[Exercise directions]
Return the whole listing, keeping every character the same.

[Rows]
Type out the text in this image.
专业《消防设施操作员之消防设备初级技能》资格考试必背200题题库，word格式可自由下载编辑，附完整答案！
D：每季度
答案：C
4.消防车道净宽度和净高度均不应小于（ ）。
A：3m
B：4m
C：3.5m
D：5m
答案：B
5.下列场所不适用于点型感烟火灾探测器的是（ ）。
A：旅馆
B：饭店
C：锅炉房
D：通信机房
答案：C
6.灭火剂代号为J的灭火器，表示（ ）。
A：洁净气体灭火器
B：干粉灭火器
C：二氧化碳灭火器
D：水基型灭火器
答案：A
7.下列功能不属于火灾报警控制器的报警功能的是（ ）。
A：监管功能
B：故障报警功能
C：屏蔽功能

[The reply]
Type out the text in this image.
专业《消防设施操作员之消防设备初级技能》资格考试必背200题题库，word格式可自由下载编辑，附完整答案！
D：每季度
答案：C
4.消防车道净宽度和净高度均不应小于（ ）。
A：3m
B：4m
C：3.5m
D：5m
答案：B
5.下列场所不适用于点型感烟火灾探测器的是（ ）。
A：旅馆
B：饭店
C：锅炉房
D：通信机房
答案：C
6.灭火剂代号为J的灭火器，表示（ ）。
A：洁净气体灭火器
B：干粉灭火器
C：二氧化碳灭火器
D：水基型灭火器
答案：A
7.下列功能不属于火灾报警控制器的报警功能的是（ ）。
A：监管功能
B：故障报警功能
C：屏蔽功能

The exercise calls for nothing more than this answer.